## Instructions for the task
Return each line of the listing that contains the string "with".

Stored data start

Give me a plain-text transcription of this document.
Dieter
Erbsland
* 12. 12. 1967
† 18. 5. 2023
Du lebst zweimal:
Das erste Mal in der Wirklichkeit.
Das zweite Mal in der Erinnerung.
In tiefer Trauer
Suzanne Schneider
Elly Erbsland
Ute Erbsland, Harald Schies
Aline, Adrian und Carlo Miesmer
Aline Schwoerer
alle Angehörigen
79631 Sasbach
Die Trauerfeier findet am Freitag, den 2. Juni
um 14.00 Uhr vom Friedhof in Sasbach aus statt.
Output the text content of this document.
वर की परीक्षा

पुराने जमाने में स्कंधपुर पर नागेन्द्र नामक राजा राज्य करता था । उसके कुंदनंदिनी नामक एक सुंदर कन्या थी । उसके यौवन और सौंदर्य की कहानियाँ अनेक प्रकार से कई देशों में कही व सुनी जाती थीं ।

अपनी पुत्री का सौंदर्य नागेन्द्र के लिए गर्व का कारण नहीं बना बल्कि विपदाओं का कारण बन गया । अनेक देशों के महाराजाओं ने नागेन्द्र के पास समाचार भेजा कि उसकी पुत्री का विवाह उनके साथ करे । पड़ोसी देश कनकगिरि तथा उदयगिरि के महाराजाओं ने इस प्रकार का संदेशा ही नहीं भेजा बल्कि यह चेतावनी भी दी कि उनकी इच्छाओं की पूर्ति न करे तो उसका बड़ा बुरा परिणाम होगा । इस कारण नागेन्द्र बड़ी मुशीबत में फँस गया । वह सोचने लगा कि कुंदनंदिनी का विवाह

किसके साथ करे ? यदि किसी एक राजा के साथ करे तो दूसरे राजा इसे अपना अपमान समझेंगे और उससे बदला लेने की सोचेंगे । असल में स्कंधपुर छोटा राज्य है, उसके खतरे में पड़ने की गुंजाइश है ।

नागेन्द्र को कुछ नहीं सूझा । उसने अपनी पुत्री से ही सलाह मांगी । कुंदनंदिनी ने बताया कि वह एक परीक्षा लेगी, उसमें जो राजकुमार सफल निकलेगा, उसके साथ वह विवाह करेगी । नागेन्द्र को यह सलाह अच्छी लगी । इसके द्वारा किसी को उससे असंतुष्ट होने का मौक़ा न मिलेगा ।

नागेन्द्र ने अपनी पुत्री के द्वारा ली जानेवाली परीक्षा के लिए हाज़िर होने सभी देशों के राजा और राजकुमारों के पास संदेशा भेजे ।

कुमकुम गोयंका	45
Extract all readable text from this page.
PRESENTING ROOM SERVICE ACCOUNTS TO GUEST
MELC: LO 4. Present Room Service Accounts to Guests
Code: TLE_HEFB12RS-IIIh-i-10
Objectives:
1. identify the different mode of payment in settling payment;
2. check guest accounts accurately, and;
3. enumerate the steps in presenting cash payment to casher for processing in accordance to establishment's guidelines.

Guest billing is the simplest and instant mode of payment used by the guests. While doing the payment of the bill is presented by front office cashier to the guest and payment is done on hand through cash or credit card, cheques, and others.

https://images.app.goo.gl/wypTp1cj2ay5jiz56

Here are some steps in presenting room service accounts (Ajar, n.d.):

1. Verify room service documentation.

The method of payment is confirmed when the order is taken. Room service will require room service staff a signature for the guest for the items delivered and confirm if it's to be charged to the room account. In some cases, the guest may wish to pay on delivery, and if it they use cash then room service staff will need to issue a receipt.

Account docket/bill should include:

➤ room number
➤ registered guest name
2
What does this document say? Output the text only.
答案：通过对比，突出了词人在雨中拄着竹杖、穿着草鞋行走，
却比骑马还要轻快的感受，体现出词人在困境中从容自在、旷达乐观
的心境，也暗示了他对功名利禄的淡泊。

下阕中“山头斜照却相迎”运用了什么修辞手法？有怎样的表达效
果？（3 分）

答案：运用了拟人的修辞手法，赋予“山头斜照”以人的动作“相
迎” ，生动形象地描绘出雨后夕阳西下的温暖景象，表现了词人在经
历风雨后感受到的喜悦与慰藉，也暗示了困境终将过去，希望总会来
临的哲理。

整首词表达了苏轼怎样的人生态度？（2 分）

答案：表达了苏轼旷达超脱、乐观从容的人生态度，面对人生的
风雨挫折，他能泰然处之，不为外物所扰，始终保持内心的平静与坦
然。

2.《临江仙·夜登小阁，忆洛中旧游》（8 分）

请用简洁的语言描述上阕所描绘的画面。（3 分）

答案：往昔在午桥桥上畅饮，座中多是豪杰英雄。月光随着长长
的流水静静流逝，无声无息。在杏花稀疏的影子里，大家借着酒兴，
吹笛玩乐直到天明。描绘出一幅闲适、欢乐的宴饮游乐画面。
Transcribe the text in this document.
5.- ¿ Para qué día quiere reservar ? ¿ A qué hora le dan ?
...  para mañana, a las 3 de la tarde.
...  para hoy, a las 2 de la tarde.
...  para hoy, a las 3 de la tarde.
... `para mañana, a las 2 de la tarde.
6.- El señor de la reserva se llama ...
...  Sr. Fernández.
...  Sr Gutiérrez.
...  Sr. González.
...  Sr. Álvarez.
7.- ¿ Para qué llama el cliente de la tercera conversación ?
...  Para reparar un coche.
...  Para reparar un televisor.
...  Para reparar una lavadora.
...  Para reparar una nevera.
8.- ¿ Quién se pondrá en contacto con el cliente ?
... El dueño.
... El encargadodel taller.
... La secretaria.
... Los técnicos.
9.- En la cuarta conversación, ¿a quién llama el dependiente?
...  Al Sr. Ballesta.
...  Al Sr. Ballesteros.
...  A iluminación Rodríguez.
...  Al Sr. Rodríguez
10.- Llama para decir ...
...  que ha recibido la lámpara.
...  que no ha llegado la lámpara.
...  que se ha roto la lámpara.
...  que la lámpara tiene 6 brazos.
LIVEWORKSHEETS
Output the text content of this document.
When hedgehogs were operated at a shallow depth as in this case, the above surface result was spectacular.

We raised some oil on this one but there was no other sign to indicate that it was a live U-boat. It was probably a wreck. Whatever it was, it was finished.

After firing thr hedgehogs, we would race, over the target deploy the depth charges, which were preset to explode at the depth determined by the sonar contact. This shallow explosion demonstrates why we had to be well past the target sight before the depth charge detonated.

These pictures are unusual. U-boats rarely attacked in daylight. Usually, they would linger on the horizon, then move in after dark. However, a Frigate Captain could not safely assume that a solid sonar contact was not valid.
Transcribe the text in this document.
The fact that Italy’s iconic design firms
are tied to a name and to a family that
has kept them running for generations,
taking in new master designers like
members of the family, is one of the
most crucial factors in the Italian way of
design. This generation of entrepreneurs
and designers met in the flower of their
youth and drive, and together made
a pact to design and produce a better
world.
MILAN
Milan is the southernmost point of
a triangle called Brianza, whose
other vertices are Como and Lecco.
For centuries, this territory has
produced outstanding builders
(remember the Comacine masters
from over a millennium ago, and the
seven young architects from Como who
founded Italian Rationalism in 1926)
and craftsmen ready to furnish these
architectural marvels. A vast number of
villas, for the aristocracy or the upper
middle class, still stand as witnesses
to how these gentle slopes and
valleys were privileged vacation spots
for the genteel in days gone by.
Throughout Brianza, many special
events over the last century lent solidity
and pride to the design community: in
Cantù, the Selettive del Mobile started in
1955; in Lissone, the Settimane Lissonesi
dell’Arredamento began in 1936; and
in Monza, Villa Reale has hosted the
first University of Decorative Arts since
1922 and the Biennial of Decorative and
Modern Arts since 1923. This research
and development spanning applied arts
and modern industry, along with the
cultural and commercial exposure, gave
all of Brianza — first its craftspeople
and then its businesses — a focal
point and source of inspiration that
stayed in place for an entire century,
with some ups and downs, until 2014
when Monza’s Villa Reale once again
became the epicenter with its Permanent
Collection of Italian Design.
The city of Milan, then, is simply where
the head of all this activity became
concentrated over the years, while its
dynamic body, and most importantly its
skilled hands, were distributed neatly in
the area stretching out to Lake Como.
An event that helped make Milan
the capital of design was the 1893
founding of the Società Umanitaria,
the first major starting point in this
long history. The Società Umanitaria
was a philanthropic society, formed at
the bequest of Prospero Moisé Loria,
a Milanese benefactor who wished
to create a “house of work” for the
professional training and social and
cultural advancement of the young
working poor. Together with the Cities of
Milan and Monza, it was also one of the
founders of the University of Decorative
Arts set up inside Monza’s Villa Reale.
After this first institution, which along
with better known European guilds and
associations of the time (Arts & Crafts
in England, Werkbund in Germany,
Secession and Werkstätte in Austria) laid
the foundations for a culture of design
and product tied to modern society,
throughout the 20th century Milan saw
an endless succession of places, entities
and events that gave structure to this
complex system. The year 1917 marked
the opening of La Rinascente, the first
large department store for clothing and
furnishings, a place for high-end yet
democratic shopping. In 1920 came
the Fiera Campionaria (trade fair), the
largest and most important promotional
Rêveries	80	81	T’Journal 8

Stored data end

## Answer to the task
and modern industry, along with the
with some ups and downs, until 2014
became the epicenter with its Permanent
working poor. Together with the Cities of
with better known European guilds and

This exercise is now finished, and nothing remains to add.